Extract all lines that hold the string "Date".

| Recorded information |
╔══

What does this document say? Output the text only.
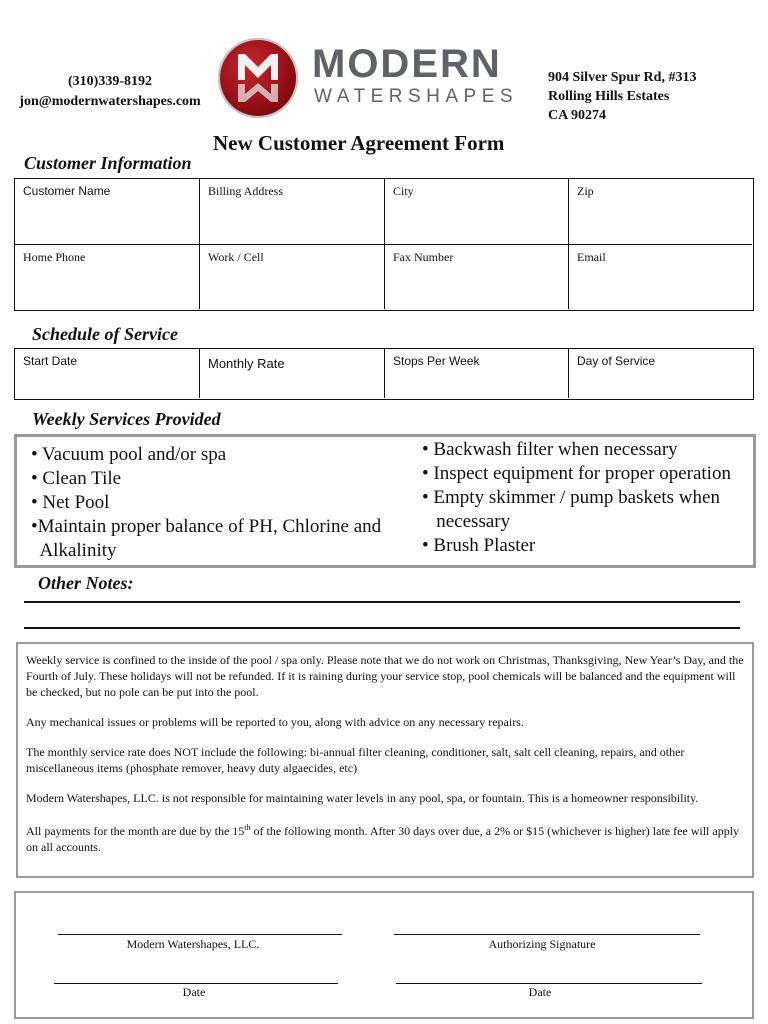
(310)339-8192
jon@modernwatershapes.com
MODERN
WATERSHAPES
904 Silver Spur Rd, #313
Rolling Hills Estates
CA 90274
New Customer Agreement Form
Customer Information
Customer Name	Billing Address	City	Zip
Home Phone	Work / Cell	Fax Number	Email
Schedule of Service
Start Date	Monthly Rate	Stops Per Week	Day of Service
Weekly Services Provided
• Vacuum pool and/or spa
• Clean Tile
• Net Pool
•Maintain proper balance of PH, Chlorine and
Alkalinity
• Backwash filter when necessary
• Inspect equipment for proper operation
• Empty skimmer / pump baskets when
necessary
• Brush Plaster
Other Notes:

Weekly service is confined to the inside of the pool / spa only. Please note that we do not work on Christmas, Thanksgiving, New Year’s Day, and the Fourth of July. These holidays will not be refunded. If it is raining during your service stop, pool chemicals will be balanced and the equipment will be checked, but no pole can be put into the pool.

Any mechanical issues or problems will be reported to you, along with advice on any necessary repairs.

The monthly service rate does NOT include the following: bi-annual filter cleaning, conditioner, salt, salt cell cleaning, repairs, and other miscellaneous items (phosphate remover, heavy duty algaecides, etc)

Modern Watershapes, LLC. is not responsible for maintaining water levels in any pool, spa, or fountain. This is a homeowner responsibility.

All payments for the month are due by the 15th of the following month. After 30 days over due, a 2% or $15 (whichever is higher) late fee will apply on all accounts.

Modern Watershapes, LLC.	Authorizing Signature
Date	Date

╚══

| Answer to this problem |
Start Date	Monthly Rate	Stops Per Week	Day of Service
Date	Date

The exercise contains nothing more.